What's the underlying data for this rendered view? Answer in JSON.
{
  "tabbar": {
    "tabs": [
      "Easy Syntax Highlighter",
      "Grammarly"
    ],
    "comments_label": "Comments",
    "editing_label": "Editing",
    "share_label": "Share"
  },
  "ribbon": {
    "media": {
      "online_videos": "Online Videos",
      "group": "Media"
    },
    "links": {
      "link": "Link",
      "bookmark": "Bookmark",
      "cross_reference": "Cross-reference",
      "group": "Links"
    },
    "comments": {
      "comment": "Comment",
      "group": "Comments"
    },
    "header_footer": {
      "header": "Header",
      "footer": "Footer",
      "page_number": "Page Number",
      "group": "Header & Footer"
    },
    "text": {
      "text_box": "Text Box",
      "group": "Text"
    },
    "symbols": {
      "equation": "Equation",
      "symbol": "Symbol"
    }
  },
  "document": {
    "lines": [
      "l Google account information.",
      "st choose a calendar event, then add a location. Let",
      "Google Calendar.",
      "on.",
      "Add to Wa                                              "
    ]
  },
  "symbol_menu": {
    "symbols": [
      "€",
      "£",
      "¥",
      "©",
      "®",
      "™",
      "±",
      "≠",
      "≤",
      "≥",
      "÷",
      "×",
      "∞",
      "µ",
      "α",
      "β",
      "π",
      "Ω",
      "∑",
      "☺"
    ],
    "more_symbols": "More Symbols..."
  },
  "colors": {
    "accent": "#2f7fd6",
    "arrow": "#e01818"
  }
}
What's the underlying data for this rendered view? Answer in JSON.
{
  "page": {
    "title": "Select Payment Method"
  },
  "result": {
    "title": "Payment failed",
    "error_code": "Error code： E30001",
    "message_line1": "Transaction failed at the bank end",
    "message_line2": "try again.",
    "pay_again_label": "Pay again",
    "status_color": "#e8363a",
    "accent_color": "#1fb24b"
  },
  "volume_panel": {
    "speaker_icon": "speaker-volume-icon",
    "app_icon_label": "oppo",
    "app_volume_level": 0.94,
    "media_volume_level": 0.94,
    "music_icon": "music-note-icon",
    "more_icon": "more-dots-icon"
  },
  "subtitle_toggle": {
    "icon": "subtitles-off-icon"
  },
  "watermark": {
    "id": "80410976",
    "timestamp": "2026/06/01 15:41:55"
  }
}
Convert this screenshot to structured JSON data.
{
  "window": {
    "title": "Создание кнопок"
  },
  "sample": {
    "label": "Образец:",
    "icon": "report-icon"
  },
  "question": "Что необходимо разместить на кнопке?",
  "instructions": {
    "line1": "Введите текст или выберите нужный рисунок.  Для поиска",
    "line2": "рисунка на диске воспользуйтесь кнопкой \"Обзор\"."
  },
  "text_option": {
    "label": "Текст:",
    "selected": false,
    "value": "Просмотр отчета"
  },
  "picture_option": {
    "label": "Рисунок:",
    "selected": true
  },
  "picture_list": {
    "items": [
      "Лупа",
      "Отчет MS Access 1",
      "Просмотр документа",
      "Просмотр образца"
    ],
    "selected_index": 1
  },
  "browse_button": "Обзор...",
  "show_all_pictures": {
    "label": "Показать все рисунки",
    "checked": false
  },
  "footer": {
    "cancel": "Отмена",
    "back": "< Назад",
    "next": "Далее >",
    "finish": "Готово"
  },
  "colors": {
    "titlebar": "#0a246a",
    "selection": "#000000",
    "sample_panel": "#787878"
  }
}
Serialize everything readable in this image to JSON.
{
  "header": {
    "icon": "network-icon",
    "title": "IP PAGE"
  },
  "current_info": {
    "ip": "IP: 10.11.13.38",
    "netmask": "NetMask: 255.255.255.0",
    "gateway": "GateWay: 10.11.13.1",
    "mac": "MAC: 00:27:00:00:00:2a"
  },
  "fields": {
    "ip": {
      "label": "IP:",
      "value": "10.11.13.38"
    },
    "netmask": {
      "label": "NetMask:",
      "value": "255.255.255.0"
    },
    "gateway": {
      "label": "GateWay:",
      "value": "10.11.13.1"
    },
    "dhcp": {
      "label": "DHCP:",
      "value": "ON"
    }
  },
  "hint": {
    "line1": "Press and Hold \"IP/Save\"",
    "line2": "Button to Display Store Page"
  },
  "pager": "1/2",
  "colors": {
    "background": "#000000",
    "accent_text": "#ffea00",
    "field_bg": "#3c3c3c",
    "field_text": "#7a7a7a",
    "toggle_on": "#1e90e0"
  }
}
◇ ◇ ◇ ◇
Instructions to follow> Each line above is to be repeated exactly.

Answer to the task>
What's the underlying data for this rendered view? Answer in JSON.
{
  "tabbar": {
    "tabs": [
      "Easy Syntax Highlighter",
      "Grammarly"
    ],
    "comments_label": "Comments",
    "editing_label": "Editing",
    "share_label": "Share"
  },
  "ribbon": {
    "media": {
      "online_videos": "Online Videos",
      "group": "Media"
    },
    "links": {
      "link": "Link",
      "bookmark": "Bookmark",
      "cross_reference": "Cross-reference",
      "group": "Links"
    },
    "comments": {
      "comment": "Comment",
      "group": "Comments"
    },
    "header_footer": {
      "header": "Header",
      "footer": "Footer",
      "page_number": "Page Number",
      "group": "Header & Footer"
    },
    "text": {
      "text_box": "Text Box",
      "group": "Text"
    },
    "symbols": {
      "equation": "Equation",
      "symbol": "Symbol"
    }
  },
  "document": {
    "lines": [
      "l Google account information.",
      "st choose a calendar event, then add a location. Let",
      "Google Calendar.",
      "on.",
      "Add to Wa                                              "
    ]
  },
  "symbol_menu": {
    "symbols": [
      "€",
      "£",
      "¥",
      "©",
      "®",
      "™",
      "±",
      "≠",
      "≤",
      "≥",
      "÷",
      "×",
      "∞",
      "µ",
      "α",
      "β",
      "π",
      "Ω",
      "∑",
      "☺"
    ],
    "more_symbols": "More Symbols..."
  },
  "colors": {
    "accent": "#2f7fd6",
    "arrow": "#e01818"
  }
}
What's the underlying data for this rendered view? Answer in JSON.
{
  "page": {
    "title": "Select Payment Method"
  },
  "result": {
    "title": "Payment failed",
    "error_code": "Error code： E30001",
    "message_line1": "Transaction failed at the bank end",
    "message_line2": "try again.",
    "pay_again_label": "Pay again",
    "status_color": "#e8363a",
    "accent_color": "#1fb24b"
  },
  "volume_panel": {
    "speaker_icon": "speaker-volume-icon",
    "app_icon_label": "oppo",
    "app_volume_level": 0.94,
    "media_volume_level": 0.94,
    "music_icon": "music-note-icon",
    "more_icon": "more-dots-icon"
  },
  "subtitle_toggle": {
    "icon": "subtitles-off-icon"
  },
  "watermark": {
    "id": "80410976",
    "timestamp": "2026/06/01 15:41:55"
  }
}
Convert this screenshot to structured JSON data.
{
  "window": {
    "title": "Создание кнопок"
  },
  "sample": {
    "label": "Образец:",
    "icon": "report-icon"
  },
  "question": "Что необходимо разместить на кнопке?",
  "instructions": {
    "line1": "Введите текст или выберите нужный рисунок.  Для поиска",
    "line2": "рисунка на диске воспользуйтесь кнопкой \"Обзор\"."
  },
  "text_option": {
    "label": "Текст:",
    "selected": false,
    "value": "Просмотр отчета"
  },
  "picture_option": {
    "label": "Рисунок:",
    "selected": true
  },
  "picture_list": {
    "items": [
      "Лупа",
      "Отчет MS Access 1",
      "Просмотр документа",
      "Просмотр образца"
    ],
    "selected_index": 1
  },
  "browse_button": "Обзор...",
  "show_all_pictures": {
    "label": "Показать все рисунки",
    "checked": false
  },
  "footer": {
    "cancel": "Отмена",
    "back": "< Назад",
    "next": "Далее >",
    "finish": "Готово"
  },
  "colors": {
    "titlebar": "#0a246a",
    "selection": "#000000",
    "sample_panel": "#787878"
  }
}
Serialize everything readable in this image to JSON.
{
  "header": {
    "icon": "network-icon",
    "title": "IP PAGE"
  },
  "current_info": {
    "ip": "IP: 10.11.13.38",
    "netmask": "NetMask: 255.255.255.0",
    "gateway": "GateWay: 10.11.13.1",
    "mac": "MAC: 00:27:00:00:00:2a"
  },
  "fields": {
    "ip": {
      "label": "IP:",
      "value": "10.11.13.38"
    },
    "netmask": {
      "label": "NetMask:",
      "value": "255.255.255.0"
    },
    "gateway": {
      "label": "GateWay:",
      "value": "10.11.13.1"
    },
    "dhcp": {
      "label": "DHCP:",
      "value": "ON"
    }
  },
  "hint": {
    "line1": "Press and Hold \"IP/Save\"",
    "line2": "Button to Display Store Page"
  },
  "pager": "1/2",
  "colors": {
    "background": "#000000",
    "accent_text": "#ffea00",
    "field_bg": "#3c3c3c",
    "field_text": "#7a7a7a",
    "toggle_on": "#1e90e0"
  }
}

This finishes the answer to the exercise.